> _PROBLEM REQUIREMENTS_
The records below need retyping in full; give them again exactly.

** START ENTRIES SUPPLIED **

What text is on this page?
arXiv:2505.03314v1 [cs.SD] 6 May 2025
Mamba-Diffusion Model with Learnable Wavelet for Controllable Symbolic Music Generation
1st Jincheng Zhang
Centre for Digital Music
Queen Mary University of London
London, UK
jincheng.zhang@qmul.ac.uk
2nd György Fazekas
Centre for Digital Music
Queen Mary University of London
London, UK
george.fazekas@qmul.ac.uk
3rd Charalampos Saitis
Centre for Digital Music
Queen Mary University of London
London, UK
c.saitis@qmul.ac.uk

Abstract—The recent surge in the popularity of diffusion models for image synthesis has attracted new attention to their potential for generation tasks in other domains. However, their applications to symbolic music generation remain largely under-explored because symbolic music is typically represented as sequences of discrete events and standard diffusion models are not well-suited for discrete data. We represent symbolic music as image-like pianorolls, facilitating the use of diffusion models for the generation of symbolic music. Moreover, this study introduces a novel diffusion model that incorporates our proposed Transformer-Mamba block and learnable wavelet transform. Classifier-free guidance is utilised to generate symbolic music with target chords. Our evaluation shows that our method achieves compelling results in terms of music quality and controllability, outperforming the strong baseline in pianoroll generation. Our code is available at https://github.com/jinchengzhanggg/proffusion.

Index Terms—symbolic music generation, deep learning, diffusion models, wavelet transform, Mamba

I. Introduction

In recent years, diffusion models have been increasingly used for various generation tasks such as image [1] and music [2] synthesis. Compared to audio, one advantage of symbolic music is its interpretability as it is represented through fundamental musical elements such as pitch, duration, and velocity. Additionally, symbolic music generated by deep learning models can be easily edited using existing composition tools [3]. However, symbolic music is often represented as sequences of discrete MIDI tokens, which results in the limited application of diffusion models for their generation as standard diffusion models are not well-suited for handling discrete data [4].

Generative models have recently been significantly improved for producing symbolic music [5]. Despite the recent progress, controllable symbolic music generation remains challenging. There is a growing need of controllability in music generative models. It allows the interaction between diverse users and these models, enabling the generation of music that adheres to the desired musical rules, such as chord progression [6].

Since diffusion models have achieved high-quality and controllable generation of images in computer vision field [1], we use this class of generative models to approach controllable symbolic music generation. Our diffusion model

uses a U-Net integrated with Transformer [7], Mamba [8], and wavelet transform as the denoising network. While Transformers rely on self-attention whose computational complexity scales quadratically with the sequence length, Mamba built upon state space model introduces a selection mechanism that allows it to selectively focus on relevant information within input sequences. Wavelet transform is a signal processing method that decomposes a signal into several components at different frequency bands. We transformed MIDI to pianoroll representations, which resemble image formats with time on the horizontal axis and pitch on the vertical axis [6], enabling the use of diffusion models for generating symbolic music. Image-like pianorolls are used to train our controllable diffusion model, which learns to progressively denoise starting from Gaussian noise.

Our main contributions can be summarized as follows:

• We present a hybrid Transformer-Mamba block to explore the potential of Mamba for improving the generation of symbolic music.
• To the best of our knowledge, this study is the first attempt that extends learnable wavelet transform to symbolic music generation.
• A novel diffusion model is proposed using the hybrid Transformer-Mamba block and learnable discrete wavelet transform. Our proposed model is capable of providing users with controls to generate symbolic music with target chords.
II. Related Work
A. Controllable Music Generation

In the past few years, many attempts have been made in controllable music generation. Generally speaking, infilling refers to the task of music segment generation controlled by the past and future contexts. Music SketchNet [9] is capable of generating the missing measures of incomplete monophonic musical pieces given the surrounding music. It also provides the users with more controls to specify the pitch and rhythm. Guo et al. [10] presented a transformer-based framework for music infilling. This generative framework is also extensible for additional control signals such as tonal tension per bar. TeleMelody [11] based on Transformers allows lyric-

** END ENTRIES SUPPLIED **

> _ANSWER IN FULL_
What text is on this page?
arXiv:2505.03314v1 [cs.SD] 6 May 2025
Mamba-Diffusion Model with Learnable Wavelet for Controllable Symbolic Music Generation
1st Jincheng Zhang
Centre for Digital Music
Queen Mary University of London
London, UK
jincheng.zhang@qmul.ac.uk
2nd György Fazekas
Centre for Digital Music
Queen Mary University of London
London, UK
george.fazekas@qmul.ac.uk
3rd Charalampos Saitis
Centre for Digital Music
Queen Mary University of London
London, UK
c.saitis@qmul.ac.uk

Abstract—The recent surge in the popularity of diffusion models for image synthesis has attracted new attention to their potential for generation tasks in other domains. However, their applications to symbolic music generation remain largely under-explored because symbolic music is typically represented as sequences of discrete events and standard diffusion models are not well-suited for discrete data. We represent symbolic music as image-like pianorolls, facilitating the use of diffusion models for the generation of symbolic music. Moreover, this study introduces a novel diffusion model that incorporates our proposed Transformer-Mamba block and learnable wavelet transform. Classifier-free guidance is utilised to generate symbolic music with target chords. Our evaluation shows that our method achieves compelling results in terms of music quality and controllability, outperforming the strong baseline in pianoroll generation. Our code is available at https://github.com/jinchengzhanggg/proffusion.

Index Terms—symbolic music generation, deep learning, diffusion models, wavelet transform, Mamba

I. Introduction

In recent years, diffusion models have been increasingly used for various generation tasks such as image [1] and music [2] synthesis. Compared to audio, one advantage of symbolic music is its interpretability as it is represented through fundamental musical elements such as pitch, duration, and velocity. Additionally, symbolic music generated by deep learning models can be easily edited using existing composition tools [3]. However, symbolic music is often represented as sequences of discrete MIDI tokens, which results in the limited application of diffusion models for their generation as standard diffusion models are not well-suited for handling discrete data [4].

Generative models have recently been significantly improved for producing symbolic music [5]. Despite the recent progress, controllable symbolic music generation remains challenging. There is a growing need of controllability in music generative models. It allows the interaction between diverse users and these models, enabling the generation of music that adheres to the desired musical rules, such as chord progression [6].

Since diffusion models have achieved high-quality and controllable generation of images in computer vision field [1], we use this class of generative models to approach controllable symbolic music generation. Our diffusion model

uses a U-Net integrated with Transformer [7], Mamba [8], and wavelet transform as the denoising network. While Transformers rely on self-attention whose computational complexity scales quadratically with the sequence length, Mamba built upon state space model introduces a selection mechanism that allows it to selectively focus on relevant information within input sequences. Wavelet transform is a signal processing method that decomposes a signal into several components at different frequency bands. We transformed MIDI to pianoroll representations, which resemble image formats with time on the horizontal axis and pitch on the vertical axis [6], enabling the use of diffusion models for generating symbolic music. Image-like pianorolls are used to train our controllable diffusion model, which learns to progressively denoise starting from Gaussian noise.

Our main contributions can be summarized as follows:

• We present a hybrid Transformer-Mamba block to explore the potential of Mamba for improving the generation of symbolic music.
• To the best of our knowledge, this study is the first attempt that extends learnable wavelet transform to symbolic music generation.
• A novel diffusion model is proposed using the hybrid Transformer-Mamba block and learnable discrete wavelet transform. Our proposed model is capable of providing users with controls to generate symbolic music with target chords.
II. Related Work
A. Controllable Music Generation

In the past few years, many attempts have been made in controllable music generation. Generally speaking, infilling refers to the task of music segment generation controlled by the past and future contexts. Music SketchNet [9] is capable of generating the missing measures of incomplete monophonic musical pieces given the surrounding music. It also provides the users with more controls to specify the pitch and rhythm. Guo et al. [10] presented a transformer-based framework for music infilling. This generative framework is also extensible for additional control signals such as tonal tension per bar. TeleMelody [11] based on Transformers allows lyric-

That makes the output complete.